§ **Your goal**: Hunt for the word "ylabel" across the entries below, copying each line that holds it.

§ **Records for the task**:
>>>
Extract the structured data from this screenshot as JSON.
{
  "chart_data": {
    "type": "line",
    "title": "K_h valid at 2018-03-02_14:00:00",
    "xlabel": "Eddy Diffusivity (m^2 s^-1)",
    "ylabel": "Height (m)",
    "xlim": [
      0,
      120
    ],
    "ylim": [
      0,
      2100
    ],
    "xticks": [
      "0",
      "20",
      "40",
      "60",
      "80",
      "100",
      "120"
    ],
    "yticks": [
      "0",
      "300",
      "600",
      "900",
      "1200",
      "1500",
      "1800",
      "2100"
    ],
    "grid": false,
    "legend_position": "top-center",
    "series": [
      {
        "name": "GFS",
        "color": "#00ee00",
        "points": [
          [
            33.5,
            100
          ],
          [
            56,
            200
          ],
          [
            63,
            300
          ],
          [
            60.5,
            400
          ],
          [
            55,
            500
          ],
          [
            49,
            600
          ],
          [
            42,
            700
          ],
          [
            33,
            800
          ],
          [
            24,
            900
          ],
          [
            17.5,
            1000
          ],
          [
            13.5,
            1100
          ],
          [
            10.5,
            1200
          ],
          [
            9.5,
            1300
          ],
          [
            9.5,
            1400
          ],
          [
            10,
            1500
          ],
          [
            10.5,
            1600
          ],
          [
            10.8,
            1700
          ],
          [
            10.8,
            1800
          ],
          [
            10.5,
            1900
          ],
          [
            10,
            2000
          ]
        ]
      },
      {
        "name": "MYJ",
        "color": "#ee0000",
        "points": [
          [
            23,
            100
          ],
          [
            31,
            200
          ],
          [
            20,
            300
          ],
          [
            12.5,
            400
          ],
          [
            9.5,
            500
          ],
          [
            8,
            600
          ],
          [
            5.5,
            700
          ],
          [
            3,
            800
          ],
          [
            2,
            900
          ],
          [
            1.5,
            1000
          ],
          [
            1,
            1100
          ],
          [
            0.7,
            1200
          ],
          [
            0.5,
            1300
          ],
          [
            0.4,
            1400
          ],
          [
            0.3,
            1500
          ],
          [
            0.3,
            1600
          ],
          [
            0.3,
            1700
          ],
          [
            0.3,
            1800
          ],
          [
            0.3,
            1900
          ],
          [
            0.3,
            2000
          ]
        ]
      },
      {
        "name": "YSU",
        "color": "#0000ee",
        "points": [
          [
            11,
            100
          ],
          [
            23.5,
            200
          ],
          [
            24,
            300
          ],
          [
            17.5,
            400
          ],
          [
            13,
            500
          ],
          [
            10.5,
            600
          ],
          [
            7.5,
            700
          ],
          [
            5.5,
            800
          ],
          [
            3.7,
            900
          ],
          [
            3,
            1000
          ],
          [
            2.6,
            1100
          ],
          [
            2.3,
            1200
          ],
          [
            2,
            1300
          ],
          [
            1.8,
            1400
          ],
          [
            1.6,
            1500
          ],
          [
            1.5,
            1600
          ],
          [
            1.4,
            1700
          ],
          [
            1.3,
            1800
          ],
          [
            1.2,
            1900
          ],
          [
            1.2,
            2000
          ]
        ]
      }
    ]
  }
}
<<<
>>>
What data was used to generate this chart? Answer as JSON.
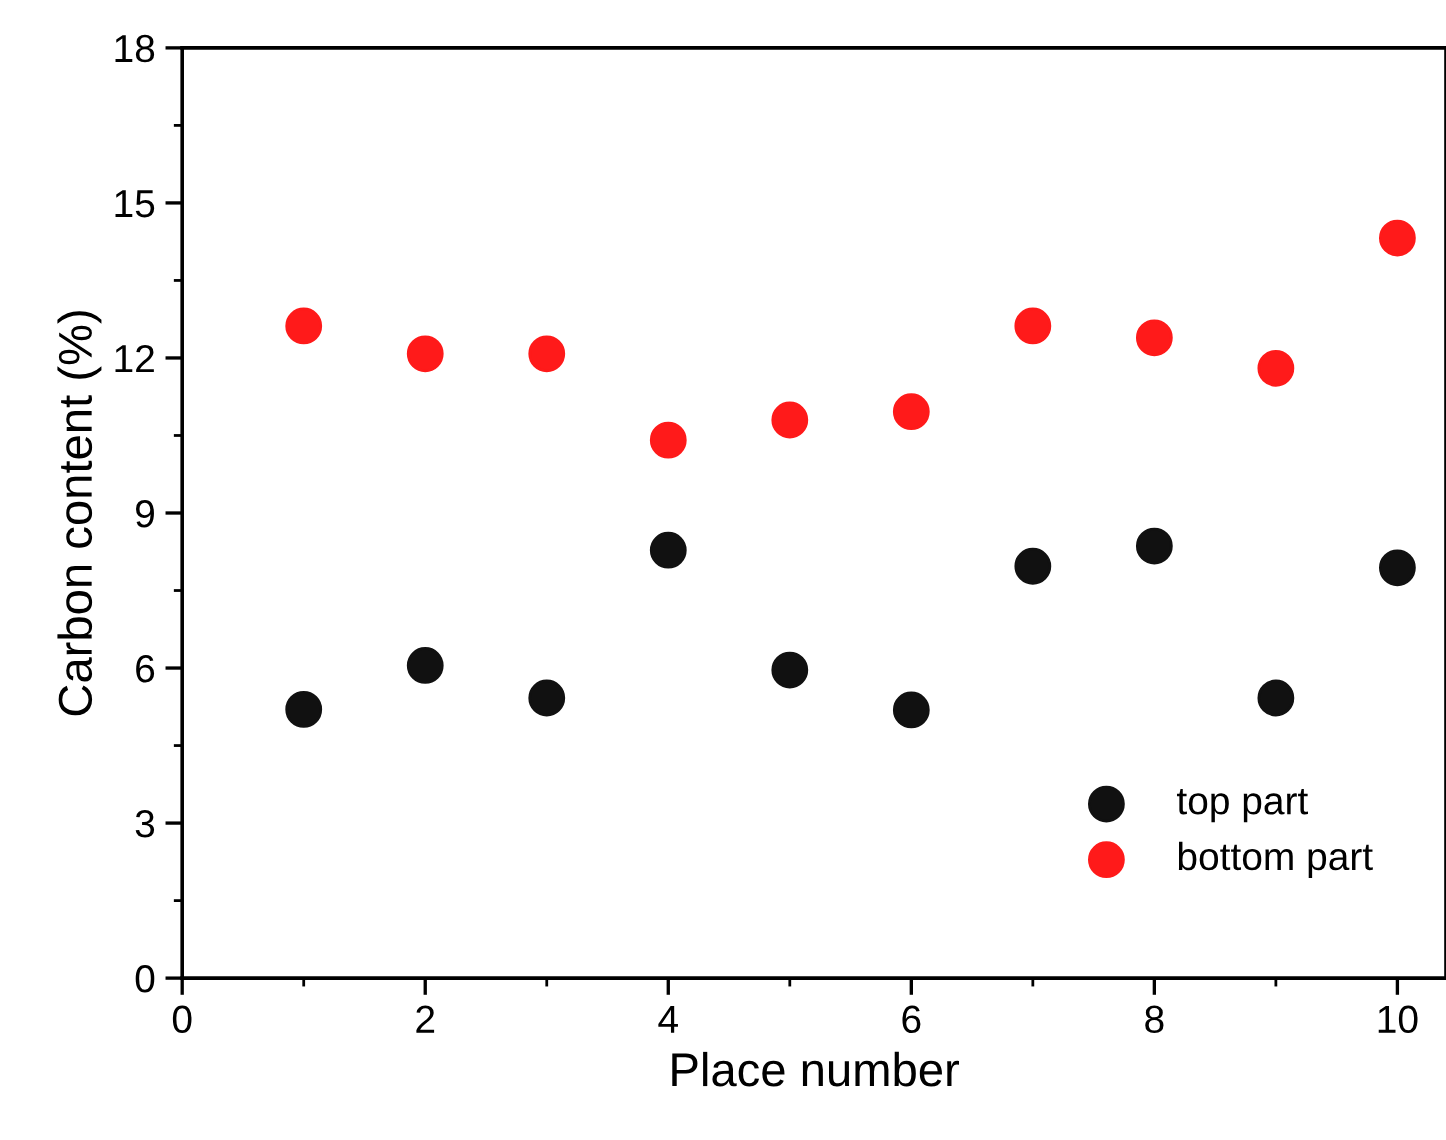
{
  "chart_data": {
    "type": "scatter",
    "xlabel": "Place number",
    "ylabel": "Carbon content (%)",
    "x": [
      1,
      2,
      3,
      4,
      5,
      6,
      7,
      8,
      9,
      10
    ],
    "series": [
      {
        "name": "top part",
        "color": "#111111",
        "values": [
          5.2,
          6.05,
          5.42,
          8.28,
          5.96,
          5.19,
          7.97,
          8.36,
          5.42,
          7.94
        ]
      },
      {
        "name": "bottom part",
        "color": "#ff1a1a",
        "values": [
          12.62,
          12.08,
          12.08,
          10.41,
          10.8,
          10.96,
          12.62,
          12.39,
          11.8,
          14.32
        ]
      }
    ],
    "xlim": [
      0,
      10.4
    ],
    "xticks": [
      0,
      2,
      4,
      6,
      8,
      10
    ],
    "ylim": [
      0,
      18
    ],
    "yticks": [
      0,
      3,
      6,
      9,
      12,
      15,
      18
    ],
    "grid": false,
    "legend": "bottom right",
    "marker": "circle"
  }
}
<<<
§ **Solution**:
    "ylabel": "Height (m)",
    "ylabel": "Carbon content (%)",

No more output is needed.